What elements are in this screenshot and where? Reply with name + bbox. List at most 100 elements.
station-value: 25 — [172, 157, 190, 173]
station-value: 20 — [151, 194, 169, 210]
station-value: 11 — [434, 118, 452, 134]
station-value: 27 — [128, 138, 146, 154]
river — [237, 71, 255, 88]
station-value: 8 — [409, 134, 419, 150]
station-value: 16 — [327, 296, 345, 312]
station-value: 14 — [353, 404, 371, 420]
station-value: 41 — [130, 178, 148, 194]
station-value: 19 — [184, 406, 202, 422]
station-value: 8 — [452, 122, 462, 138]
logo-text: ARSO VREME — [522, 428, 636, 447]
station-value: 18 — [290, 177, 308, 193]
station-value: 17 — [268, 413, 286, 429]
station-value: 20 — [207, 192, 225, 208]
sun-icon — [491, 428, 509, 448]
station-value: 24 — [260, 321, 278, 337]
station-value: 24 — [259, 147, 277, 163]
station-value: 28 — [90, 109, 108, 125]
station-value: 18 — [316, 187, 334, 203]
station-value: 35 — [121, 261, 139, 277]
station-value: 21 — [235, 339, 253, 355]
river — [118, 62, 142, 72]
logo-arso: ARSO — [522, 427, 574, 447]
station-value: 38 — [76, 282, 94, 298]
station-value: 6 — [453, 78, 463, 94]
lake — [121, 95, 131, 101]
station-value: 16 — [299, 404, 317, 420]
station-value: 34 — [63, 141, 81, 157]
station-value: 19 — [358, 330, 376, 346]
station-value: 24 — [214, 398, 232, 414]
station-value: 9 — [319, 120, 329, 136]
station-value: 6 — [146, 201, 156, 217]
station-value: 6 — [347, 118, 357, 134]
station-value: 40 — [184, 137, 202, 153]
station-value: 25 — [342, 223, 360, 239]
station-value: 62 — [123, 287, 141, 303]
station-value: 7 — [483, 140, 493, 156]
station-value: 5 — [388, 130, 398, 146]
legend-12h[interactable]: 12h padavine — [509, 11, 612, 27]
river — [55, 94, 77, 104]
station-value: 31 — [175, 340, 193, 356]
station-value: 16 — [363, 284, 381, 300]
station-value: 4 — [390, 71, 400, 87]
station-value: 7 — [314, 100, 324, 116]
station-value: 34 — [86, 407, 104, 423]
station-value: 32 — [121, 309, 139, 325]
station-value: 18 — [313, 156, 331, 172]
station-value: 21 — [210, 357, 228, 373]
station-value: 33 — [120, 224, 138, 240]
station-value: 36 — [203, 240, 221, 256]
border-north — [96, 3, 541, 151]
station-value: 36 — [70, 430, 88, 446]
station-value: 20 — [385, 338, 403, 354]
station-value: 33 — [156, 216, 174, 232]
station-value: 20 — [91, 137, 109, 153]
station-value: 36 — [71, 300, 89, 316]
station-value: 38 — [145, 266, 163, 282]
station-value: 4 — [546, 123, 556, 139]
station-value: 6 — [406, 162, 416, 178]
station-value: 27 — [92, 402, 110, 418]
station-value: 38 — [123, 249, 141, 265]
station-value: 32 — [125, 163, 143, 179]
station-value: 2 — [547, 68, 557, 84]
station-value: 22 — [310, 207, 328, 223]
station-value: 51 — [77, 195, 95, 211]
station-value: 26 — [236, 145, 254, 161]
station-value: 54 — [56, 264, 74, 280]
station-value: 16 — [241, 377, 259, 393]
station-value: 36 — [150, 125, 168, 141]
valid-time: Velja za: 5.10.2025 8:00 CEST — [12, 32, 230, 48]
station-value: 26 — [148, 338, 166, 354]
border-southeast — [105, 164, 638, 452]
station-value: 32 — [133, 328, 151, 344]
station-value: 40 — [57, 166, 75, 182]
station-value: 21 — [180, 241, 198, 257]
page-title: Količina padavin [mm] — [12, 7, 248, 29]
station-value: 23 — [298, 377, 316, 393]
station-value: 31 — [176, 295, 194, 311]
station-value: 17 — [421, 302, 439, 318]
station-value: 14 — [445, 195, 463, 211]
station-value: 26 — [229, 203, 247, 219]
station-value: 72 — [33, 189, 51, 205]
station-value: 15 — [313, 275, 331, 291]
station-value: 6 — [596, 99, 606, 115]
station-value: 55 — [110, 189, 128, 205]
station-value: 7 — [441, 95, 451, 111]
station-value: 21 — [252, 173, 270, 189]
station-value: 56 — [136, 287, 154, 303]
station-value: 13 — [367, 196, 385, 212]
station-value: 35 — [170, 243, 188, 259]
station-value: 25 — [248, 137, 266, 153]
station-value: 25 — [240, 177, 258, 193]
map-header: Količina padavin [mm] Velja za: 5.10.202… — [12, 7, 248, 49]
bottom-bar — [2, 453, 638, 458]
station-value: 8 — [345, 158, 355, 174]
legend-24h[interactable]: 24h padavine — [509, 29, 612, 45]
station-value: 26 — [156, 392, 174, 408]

· · · · · · ·

▶ _Exercise requirements_:
Quote every entry above verbatim, reproducing each line without any change.

▶ _Finished answer_:
What elements are in this screenshot and where? Reply with name + bbox. List at most 100 elements.
station-value: 25 — [172, 157, 190, 173]
station-value: 20 — [151, 194, 169, 210]
station-value: 11 — [434, 118, 452, 134]
station-value: 27 — [128, 138, 146, 154]
river — [237, 71, 255, 88]
station-value: 8 — [409, 134, 419, 150]
station-value: 16 — [327, 296, 345, 312]
station-value: 14 — [353, 404, 371, 420]
station-value: 41 — [130, 178, 148, 194]
station-value: 19 — [184, 406, 202, 422]
station-value: 8 — [452, 122, 462, 138]
logo-text: ARSO VREME — [522, 428, 636, 447]
station-value: 18 — [290, 177, 308, 193]
station-value: 17 — [268, 413, 286, 429]
station-value: 20 — [207, 192, 225, 208]
sun-icon — [491, 428, 509, 448]
station-value: 24 — [260, 321, 278, 337]
station-value: 24 — [259, 147, 277, 163]
station-value: 28 — [90, 109, 108, 125]
station-value: 18 — [316, 187, 334, 203]
station-value: 35 — [121, 261, 139, 277]
station-value: 21 — [235, 339, 253, 355]
river — [118, 62, 142, 72]
logo-arso: ARSO — [522, 427, 574, 447]
station-value: 38 — [76, 282, 94, 298]
station-value: 6 — [453, 78, 463, 94]
lake — [121, 95, 131, 101]
station-value: 16 — [299, 404, 317, 420]
station-value: 34 — [63, 141, 81, 157]
station-value: 19 — [358, 330, 376, 346]
station-value: 24 — [214, 398, 232, 414]
station-value: 9 — [319, 120, 329, 136]
station-value: 6 — [146, 201, 156, 217]
station-value: 6 — [347, 118, 357, 134]
station-value: 40 — [184, 137, 202, 153]
station-value: 25 — [342, 223, 360, 239]
station-value: 62 — [123, 287, 141, 303]
station-value: 7 — [483, 140, 493, 156]
station-value: 5 — [388, 130, 398, 146]
legend-12h[interactable]: 12h padavine — [509, 11, 612, 27]
river — [55, 94, 77, 104]
station-value: 31 — [175, 340, 193, 356]
station-value: 16 — [363, 284, 381, 300]
station-value: 4 — [390, 71, 400, 87]
station-value: 7 — [314, 100, 324, 116]
station-value: 34 — [86, 407, 104, 423]
station-value: 32 — [121, 309, 139, 325]
station-value: 18 — [313, 156, 331, 172]
station-value: 21 — [210, 357, 228, 373]
station-value: 33 — [120, 224, 138, 240]
station-value: 36 — [203, 240, 221, 256]
border-north — [96, 3, 541, 151]
station-value: 36 — [70, 430, 88, 446]
station-value: 20 — [385, 338, 403, 354]
station-value: 33 — [156, 216, 174, 232]
station-value: 20 — [91, 137, 109, 153]
station-value: 36 — [71, 300, 89, 316]
station-value: 38 — [145, 266, 163, 282]
station-value: 4 — [546, 123, 556, 139]
station-value: 6 — [406, 162, 416, 178]
station-value: 27 — [92, 402, 110, 418]
station-value: 38 — [123, 249, 141, 265]
station-value: 32 — [125, 163, 143, 179]
station-value: 2 — [547, 68, 557, 84]
station-value: 22 — [310, 207, 328, 223]
station-value: 51 — [77, 195, 95, 211]
station-value: 26 — [236, 145, 254, 161]
station-value: 54 — [56, 264, 74, 280]
station-value: 16 — [241, 377, 259, 393]
station-value: 36 — [150, 125, 168, 141]
valid-time: Velja za: 5.10.2025 8:00 CEST — [12, 32, 230, 48]
station-value: 26 — [148, 338, 166, 354]
border-southeast — [105, 164, 638, 452]
station-value: 32 — [133, 328, 151, 344]
station-value: 40 — [57, 166, 75, 182]
station-value: 21 — [180, 241, 198, 257]
page-title: Količina padavin [mm] — [12, 7, 248, 29]
station-value: 23 — [298, 377, 316, 393]
station-value: 31 — [176, 295, 194, 311]
station-value: 17 — [421, 302, 439, 318]
station-value: 14 — [445, 195, 463, 211]
station-value: 26 — [229, 203, 247, 219]
station-value: 72 — [33, 189, 51, 205]
station-value: 15 — [313, 275, 331, 291]
station-value: 6 — [596, 99, 606, 115]
station-value: 55 — [110, 189, 128, 205]
station-value: 7 — [441, 95, 451, 111]
station-value: 21 — [252, 173, 270, 189]
station-value: 56 — [136, 287, 154, 303]
station-value: 13 — [367, 196, 385, 212]
station-value: 35 — [170, 243, 188, 259]
station-value: 25 — [248, 137, 266, 153]
station-value: 25 — [240, 177, 258, 193]
map-header: Količina padavin [mm] Velja za: 5.10.202… — [12, 7, 248, 49]
bottom-bar — [2, 453, 638, 458]
station-value: 8 — [345, 158, 355, 174]
legend-24h[interactable]: 24h padavine — [509, 29, 612, 45]
station-value: 26 — [156, 392, 174, 408]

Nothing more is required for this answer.